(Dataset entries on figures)
# # # # #

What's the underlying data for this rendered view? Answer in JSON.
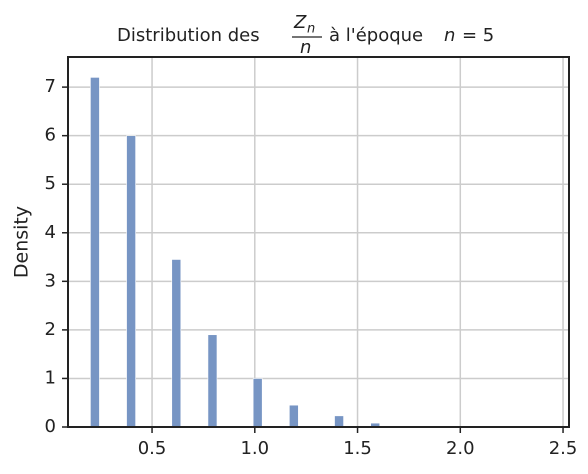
{
  "chart_data": {
    "type": "histogram",
    "title_parts": {
      "prefix": "Distribution des",
      "numerator": "Z",
      "numerator_subscript": "n",
      "denominator": "n",
      "suffix": "à l'époque",
      "epoch_var": "n",
      "epoch_eq": "= 5"
    },
    "ylabel": "Density",
    "bins": [
      0.2,
      0.244,
      0.288,
      0.332,
      0.376,
      0.42,
      0.464,
      0.508,
      0.552,
      0.596,
      0.64,
      0.684,
      0.728,
      0.772,
      0.816,
      0.86,
      0.904,
      0.948,
      0.992,
      1.036,
      1.08,
      1.124,
      1.168,
      1.212,
      1.256,
      1.3,
      1.344,
      1.388,
      1.432,
      1.476,
      1.52,
      1.564,
      1.608,
      1.652,
      1.696,
      1.74,
      1.784,
      1.828,
      1.872,
      1.916,
      1.96,
      2.004,
      2.048,
      2.092,
      2.136,
      2.18,
      2.224,
      2.268,
      2.312,
      2.356,
      2.4
    ],
    "values": [
      7.2,
      0,
      0,
      0,
      6.0,
      0,
      0,
      0,
      0,
      3.45,
      0,
      0,
      0,
      1.9,
      0,
      0,
      0,
      0,
      1.0,
      0,
      0,
      0,
      0.45,
      0,
      0,
      0,
      0,
      0.23,
      0,
      0,
      0,
      0.08,
      0,
      0,
      0,
      0,
      0,
      0,
      0,
      0,
      0,
      0,
      0,
      0,
      0,
      0,
      0,
      0,
      0,
      0
    ],
    "color": "#7795c4",
    "xlim": [
      0.091,
      2.529
    ],
    "ylim": [
      0,
      7.62
    ],
    "xticks": [
      0.5,
      {
        "value": 1,
        "label": "1.0"
      },
      1.5,
      {
        "value": 2,
        "label": "2.0"
      },
      2.5
    ],
    "yticks": [
      0,
      1,
      2,
      3,
      4,
      5,
      6,
      7
    ],
    "grid": true
  }
}
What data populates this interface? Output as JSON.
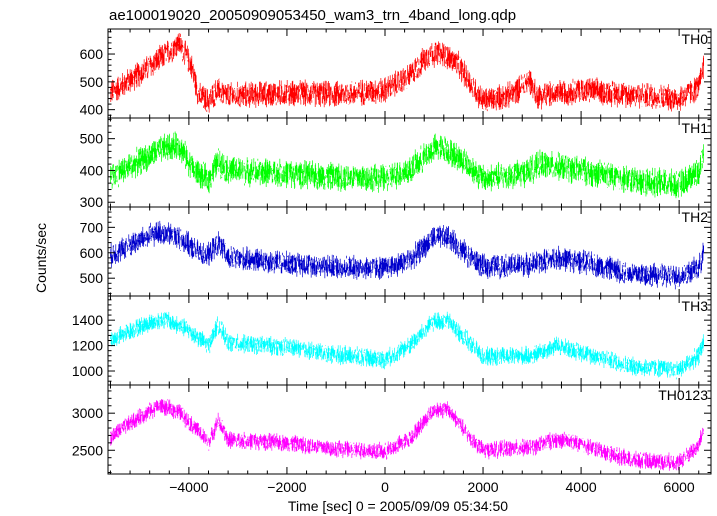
{
  "chart_data": {
    "type": "line",
    "title": "ae100019020_20050909053450_wam3_trn_4band_long.qdp",
    "xlabel": "Time [sec] 0 = 2005/09/09 05:34:50",
    "ylabel": "Counts/sec",
    "xlim": [
      -5650,
      6650
    ],
    "x_ticks": [
      -4000,
      -2000,
      0,
      2000,
      4000,
      6000
    ],
    "x_tick_labels": [
      "−4000",
      "−2000",
      "0",
      "2000",
      "4000",
      "6000"
    ],
    "grid": false,
    "panels": [
      {
        "name": "TH0",
        "color": "#ff0000",
        "ylim": [
          370,
          690
        ],
        "y_ticks": [
          400,
          500,
          600
        ],
        "y_tick_labels": [
          "400",
          "500",
          "600"
        ],
        "x": [
          -5600,
          -5000,
          -4600,
          -4200,
          -3950,
          -3800,
          -3600,
          -3420,
          -3200,
          -2000,
          -1000,
          0,
          500,
          900,
          1200,
          1500,
          2000,
          2600,
          2950,
          3100,
          4000,
          5000,
          6000,
          6400,
          6500
        ],
        "y": [
          460,
          530,
          580,
          640,
          560,
          450,
          430,
          470,
          450,
          460,
          455,
          470,
          520,
          600,
          600,
          560,
          430,
          455,
          510,
          450,
          470,
          455,
          440,
          480,
          560
        ],
        "noise": 45
      },
      {
        "name": "TH1",
        "color": "#00ff00",
        "ylim": [
          285,
          565
        ],
        "y_ticks": [
          300,
          400,
          500
        ],
        "y_tick_labels": [
          "300",
          "400",
          "500"
        ],
        "x": [
          -5600,
          -5000,
          -4500,
          -4200,
          -3900,
          -3600,
          -3400,
          -3200,
          -2000,
          -1000,
          0,
          500,
          1000,
          1200,
          1600,
          2000,
          2800,
          3200,
          4000,
          5000,
          6000,
          6400,
          6500
        ],
        "y": [
          380,
          430,
          470,
          480,
          400,
          370,
          430,
          400,
          390,
          380,
          375,
          400,
          470,
          470,
          430,
          375,
          390,
          420,
          400,
          370,
          355,
          400,
          450
        ],
        "noise": 42
      },
      {
        "name": "TH2",
        "color": "#0000cc",
        "ylim": [
          430,
          780
        ],
        "y_ticks": [
          500,
          600,
          700
        ],
        "y_tick_labels": [
          "500",
          "600",
          "700"
        ],
        "x": [
          -5600,
          -5000,
          -4600,
          -4200,
          -3800,
          -3600,
          -3400,
          -3200,
          -2000,
          -1000,
          0,
          500,
          1000,
          1300,
          1700,
          2000,
          3000,
          3500,
          4000,
          5000,
          6000,
          6400,
          6500
        ],
        "y": [
          590,
          650,
          680,
          660,
          600,
          590,
          640,
          580,
          560,
          545,
          540,
          570,
          660,
          660,
          590,
          545,
          555,
          580,
          565,
          520,
          505,
          540,
          600
        ],
        "noise": 45
      },
      {
        "name": "TH3",
        "color": "#00ffff",
        "ylim": [
          890,
          1590
        ],
        "y_ticks": [
          1000,
          1200,
          1400
        ],
        "y_tick_labels": [
          "1000",
          "1200",
          "1400"
        ],
        "x": [
          -5600,
          -5000,
          -4500,
          -4000,
          -3600,
          -3400,
          -3200,
          -2000,
          -1000,
          0,
          500,
          1000,
          1300,
          1700,
          2000,
          3000,
          3500,
          4000,
          5000,
          6000,
          6400,
          6500
        ],
        "y": [
          1240,
          1350,
          1410,
          1320,
          1200,
          1370,
          1220,
          1190,
          1130,
          1090,
          1200,
          1390,
          1390,
          1230,
          1110,
          1120,
          1200,
          1150,
          1040,
          1010,
          1120,
          1230
        ],
        "noise": 70
      },
      {
        "name": "TH0123",
        "color": "#ff00ff",
        "ylim": [
          2180,
          3380
        ],
        "y_ticks": [
          2500,
          3000
        ],
        "y_tick_labels": [
          "2500",
          "3000"
        ],
        "x": [
          -5600,
          -5000,
          -4600,
          -4200,
          -3800,
          -3600,
          -3400,
          -3200,
          -2000,
          -1000,
          0,
          500,
          1000,
          1300,
          1700,
          2000,
          3000,
          3500,
          4000,
          5000,
          6000,
          6400,
          6500
        ],
        "y": [
          2680,
          2950,
          3100,
          3020,
          2750,
          2600,
          2900,
          2640,
          2600,
          2520,
          2480,
          2650,
          3050,
          3050,
          2700,
          2500,
          2540,
          2650,
          2580,
          2370,
          2340,
          2560,
          2800
        ],
        "noise": 110
      }
    ]
  }
}
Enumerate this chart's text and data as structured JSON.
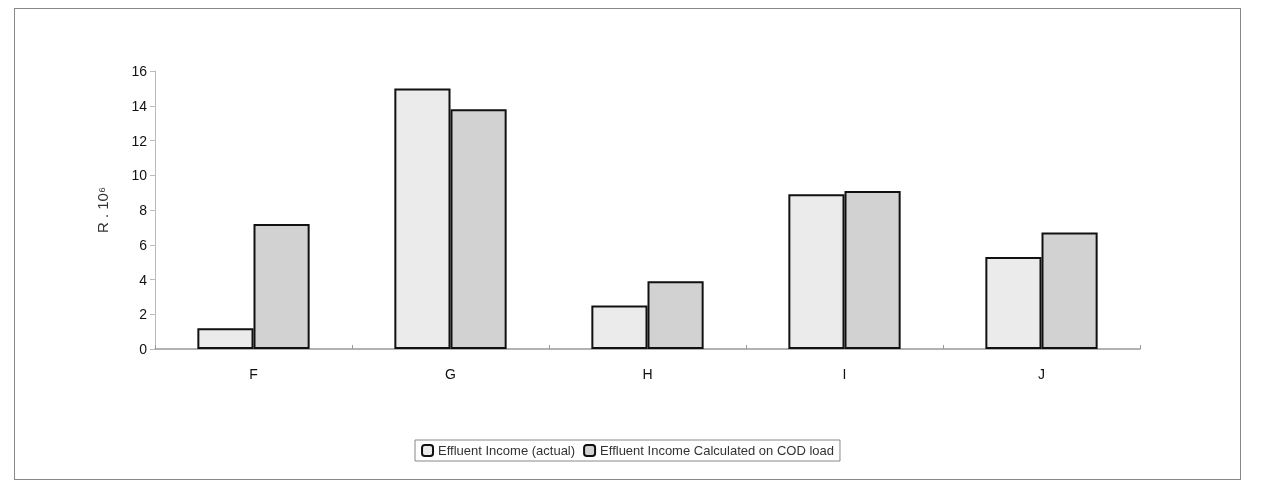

# # # # #

WHAT YOU HAVE TO DO:
From the entries above, copy every line where the word "color" shows up.

EXERCISE RESPONSE:
    "color": "#7795c4",
        "color": "#ff0000",
        "color": "#00ff00",
        "color": "#0000cc",
        "color": "#00ffff",
        "color": "#ff00ff",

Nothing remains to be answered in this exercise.